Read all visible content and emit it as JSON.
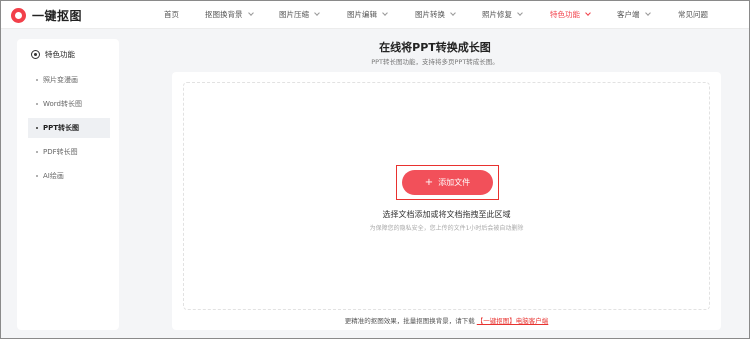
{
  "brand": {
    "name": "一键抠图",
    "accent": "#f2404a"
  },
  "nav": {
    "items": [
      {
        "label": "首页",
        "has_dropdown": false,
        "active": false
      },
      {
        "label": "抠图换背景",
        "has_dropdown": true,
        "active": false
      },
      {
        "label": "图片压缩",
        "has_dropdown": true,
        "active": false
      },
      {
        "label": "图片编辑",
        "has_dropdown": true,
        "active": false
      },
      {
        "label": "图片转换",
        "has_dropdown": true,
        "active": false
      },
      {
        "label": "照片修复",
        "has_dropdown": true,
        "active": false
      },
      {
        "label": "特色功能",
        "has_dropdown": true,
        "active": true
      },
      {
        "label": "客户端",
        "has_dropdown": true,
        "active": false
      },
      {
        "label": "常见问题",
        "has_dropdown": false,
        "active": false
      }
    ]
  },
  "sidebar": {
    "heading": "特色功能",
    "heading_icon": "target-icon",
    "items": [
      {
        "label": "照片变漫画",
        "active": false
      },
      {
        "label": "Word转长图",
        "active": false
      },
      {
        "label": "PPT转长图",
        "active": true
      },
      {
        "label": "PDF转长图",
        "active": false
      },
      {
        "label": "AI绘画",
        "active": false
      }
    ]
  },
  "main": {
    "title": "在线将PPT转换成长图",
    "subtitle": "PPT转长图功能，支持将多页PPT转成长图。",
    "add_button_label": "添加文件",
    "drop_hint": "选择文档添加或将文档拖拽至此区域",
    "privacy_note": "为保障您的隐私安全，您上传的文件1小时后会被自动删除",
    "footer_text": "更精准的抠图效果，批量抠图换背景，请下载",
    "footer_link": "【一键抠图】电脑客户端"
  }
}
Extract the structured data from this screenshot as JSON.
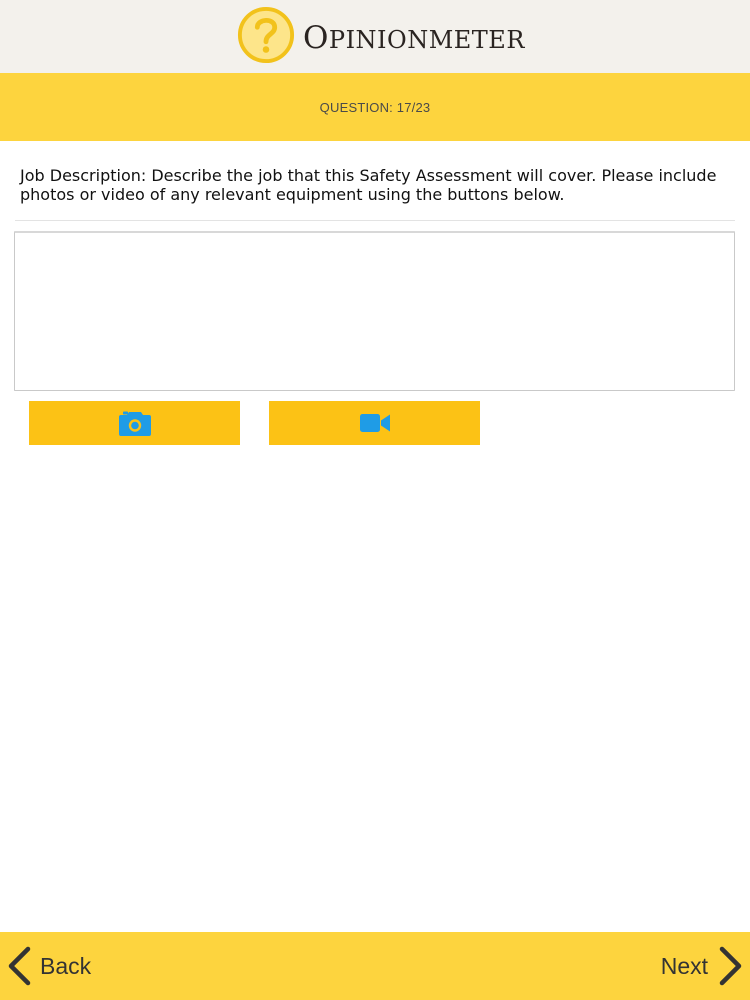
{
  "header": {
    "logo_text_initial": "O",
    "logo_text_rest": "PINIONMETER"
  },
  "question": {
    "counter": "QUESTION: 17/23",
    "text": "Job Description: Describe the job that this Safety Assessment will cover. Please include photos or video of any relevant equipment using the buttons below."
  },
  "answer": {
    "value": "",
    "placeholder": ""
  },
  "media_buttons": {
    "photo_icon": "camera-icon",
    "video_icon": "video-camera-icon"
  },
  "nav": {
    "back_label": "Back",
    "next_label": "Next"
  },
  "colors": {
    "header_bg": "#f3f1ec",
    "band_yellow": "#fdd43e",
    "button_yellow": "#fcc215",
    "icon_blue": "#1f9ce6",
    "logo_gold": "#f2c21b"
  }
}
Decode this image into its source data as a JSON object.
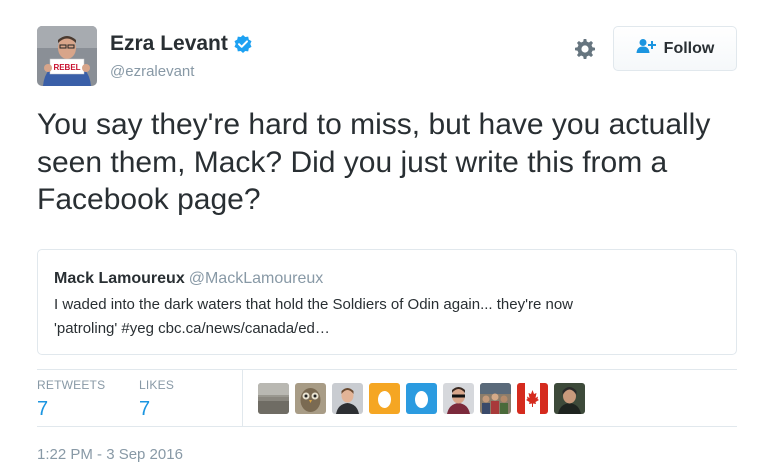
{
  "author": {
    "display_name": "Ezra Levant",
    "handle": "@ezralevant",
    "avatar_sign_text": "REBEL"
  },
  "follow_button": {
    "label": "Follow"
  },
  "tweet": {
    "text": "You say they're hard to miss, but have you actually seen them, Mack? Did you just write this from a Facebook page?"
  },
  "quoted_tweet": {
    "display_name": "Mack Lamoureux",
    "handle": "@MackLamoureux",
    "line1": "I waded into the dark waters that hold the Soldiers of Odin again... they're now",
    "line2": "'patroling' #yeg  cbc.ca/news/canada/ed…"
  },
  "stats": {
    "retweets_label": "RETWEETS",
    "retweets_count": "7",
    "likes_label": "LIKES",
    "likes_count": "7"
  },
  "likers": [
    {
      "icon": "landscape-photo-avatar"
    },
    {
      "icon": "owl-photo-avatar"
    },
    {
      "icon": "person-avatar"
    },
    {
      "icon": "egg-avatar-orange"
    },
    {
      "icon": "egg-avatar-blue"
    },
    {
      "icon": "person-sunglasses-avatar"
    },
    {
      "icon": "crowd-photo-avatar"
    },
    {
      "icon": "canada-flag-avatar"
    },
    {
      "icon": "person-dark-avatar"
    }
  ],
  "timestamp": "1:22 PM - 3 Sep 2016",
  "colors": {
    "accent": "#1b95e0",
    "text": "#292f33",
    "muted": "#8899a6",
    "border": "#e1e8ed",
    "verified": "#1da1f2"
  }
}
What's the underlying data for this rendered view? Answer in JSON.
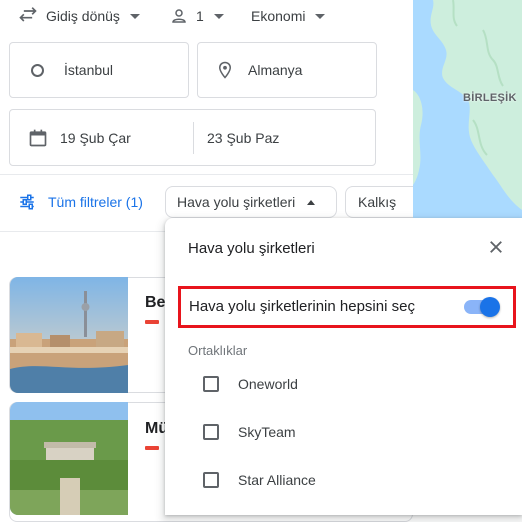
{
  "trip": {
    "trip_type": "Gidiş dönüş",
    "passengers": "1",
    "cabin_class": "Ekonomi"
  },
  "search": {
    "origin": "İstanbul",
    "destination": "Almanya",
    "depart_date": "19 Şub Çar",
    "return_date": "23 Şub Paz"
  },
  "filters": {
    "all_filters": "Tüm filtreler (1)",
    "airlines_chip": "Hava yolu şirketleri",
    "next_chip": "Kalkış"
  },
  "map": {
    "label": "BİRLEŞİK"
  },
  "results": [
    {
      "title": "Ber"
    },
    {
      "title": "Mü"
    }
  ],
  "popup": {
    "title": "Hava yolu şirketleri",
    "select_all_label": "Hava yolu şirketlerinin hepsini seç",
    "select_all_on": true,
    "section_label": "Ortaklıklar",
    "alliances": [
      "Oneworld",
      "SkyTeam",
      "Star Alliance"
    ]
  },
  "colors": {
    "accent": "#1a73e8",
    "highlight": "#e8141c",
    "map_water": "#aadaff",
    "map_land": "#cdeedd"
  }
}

_ _ _ _ _

* GIVEN EXERCISE
Every line of the data should be copied as it stands, without the images.

* SOLUTION FOR THIS EXERCISE
Read all visible content and emit it as JSON.
{
  "brand": {
    "name": "一键抠图",
    "accent": "#f2404a"
  },
  "nav": {
    "items": [
      {
        "label": "首页",
        "has_dropdown": false,
        "active": false
      },
      {
        "label": "抠图换背景",
        "has_dropdown": true,
        "active": false
      },
      {
        "label": "图片压缩",
        "has_dropdown": true,
        "active": false
      },
      {
        "label": "图片编辑",
        "has_dropdown": true,
        "active": false
      },
      {
        "label": "图片转换",
        "has_dropdown": true,
        "active": false
      },
      {
        "label": "照片修复",
        "has_dropdown": true,
        "active": false
      },
      {
        "label": "特色功能",
        "has_dropdown": true,
        "active": true
      },
      {
        "label": "客户端",
        "has_dropdown": true,
        "active": false
      },
      {
        "label": "常见问题",
        "has_dropdown": false,
        "active": false
      }
    ]
  },
  "sidebar": {
    "heading": "特色功能",
    "heading_icon": "target-icon",
    "items": [
      {
        "label": "照片变漫画",
        "active": false
      },
      {
        "label": "Word转长图",
        "active": false
      },
      {
        "label": "PPT转长图",
        "active": true
      },
      {
        "label": "PDF转长图",
        "active": false
      },
      {
        "label": "AI绘画",
        "active": false
      }
    ]
  },
  "main": {
    "title": "在线将PPT转换成长图",
    "subtitle": "PPT转长图功能，支持将多页PPT转成长图。",
    "add_button_label": "添加文件",
    "drop_hint": "选择文档添加或将文档拖拽至此区域",
    "privacy_note": "为保障您的隐私安全，您上传的文件1小时后会被自动删除",
    "footer_text": "更精准的抠图效果，批量抠图换背景，请下载",
    "footer_link": "【一键抠图】电脑客户端"
  }
}
Extract the structured data from this screenshot as JSON.
{
  "header": {
    "logo_text_initial": "O",
    "logo_text_rest": "PINIONMETER"
  },
  "question": {
    "counter": "QUESTION: 17/23",
    "text": "Job Description: Describe the job that this Safety Assessment will cover. Please include photos or video of any relevant equipment using the buttons below."
  },
  "answer": {
    "value": "",
    "placeholder": ""
  },
  "media_buttons": {
    "photo_icon": "camera-icon",
    "video_icon": "video-camera-icon"
  },
  "nav": {
    "back_label": "Back",
    "next_label": "Next"
  },
  "colors": {
    "header_bg": "#f3f1ec",
    "band_yellow": "#fdd43e",
    "button_yellow": "#fcc215",
    "icon_blue": "#1f9ce6",
    "logo_gold": "#f2c21b"
  }
}
Decode this image into its source data as a JSON object.
{
  "author": {
    "display_name": "Ezra Levant",
    "handle": "@ezralevant",
    "avatar_sign_text": "REBEL"
  },
  "follow_button": {
    "label": "Follow"
  },
  "tweet": {
    "text": "You say they're hard to miss, but have you actually seen them, Mack? Did you just write this from a Facebook page?"
  },
  "quoted_tweet": {
    "display_name": "Mack Lamoureux",
    "handle": "@MackLamoureux",
    "line1": "I waded into the dark waters that hold the Soldiers of Odin again... they're now",
    "line2": "'patroling' #yeg  cbc.ca/news/canada/ed…"
  },
  "stats": {
    "retweets_label": "RETWEETS",
    "retweets_count": "7",
    "likes_label": "LIKES",
    "likes_count": "7"
  },
  "likers": [
    {
      "icon": "landscape-photo-avatar"
    },
    {
      "icon": "owl-photo-avatar"
    },
    {
      "icon": "person-avatar"
    },
    {
      "icon": "egg-avatar-orange"
    },
    {
      "icon": "egg-avatar-blue"
    },
    {
      "icon": "person-sunglasses-avatar"
    },
    {
      "icon": "crowd-photo-avatar"
    },
    {
      "icon": "canada-flag-avatar"
    },
    {
      "icon": "person-dark-avatar"
    }
  ],
  "timestamp": "1:22 PM - 3 Sep 2016",
  "colors": {
    "accent": "#1b95e0",
    "text": "#292f33",
    "muted": "#8899a6",
    "border": "#e1e8ed",
    "verified": "#1da1f2"
  }
}
What's the underlying data for this rendered view? Answer in JSON.
{
  "trip": {
    "trip_type": "Gidiş dönüş",
    "passengers": "1",
    "cabin_class": "Ekonomi"
  },
  "search": {
    "origin": "İstanbul",
    "destination": "Almanya",
    "depart_date": "19 Şub Çar",
    "return_date": "23 Şub Paz"
  },
  "filters": {
    "all_filters": "Tüm filtreler (1)",
    "airlines_chip": "Hava yolu şirketleri",
    "next_chip": "Kalkış"
  },
  "map": {
    "label": "BİRLEŞİK"
  },
  "results": [
    {
      "title": "Ber"
    },
    {
      "title": "Mü"
    }
  ],
  "popup": {
    "title": "Hava yolu şirketleri",
    "select_all_label": "Hava yolu şirketlerinin hepsini seç",
    "select_all_on": true,
    "section_label": "Ortaklıklar",
    "alliances": [
      "Oneworld",
      "SkyTeam",
      "Star Alliance"
    ]
  },
  "colors": {
    "accent": "#1a73e8",
    "highlight": "#e8141c",
    "map_water": "#aadaff",
    "map_land": "#cdeedd"
  }
}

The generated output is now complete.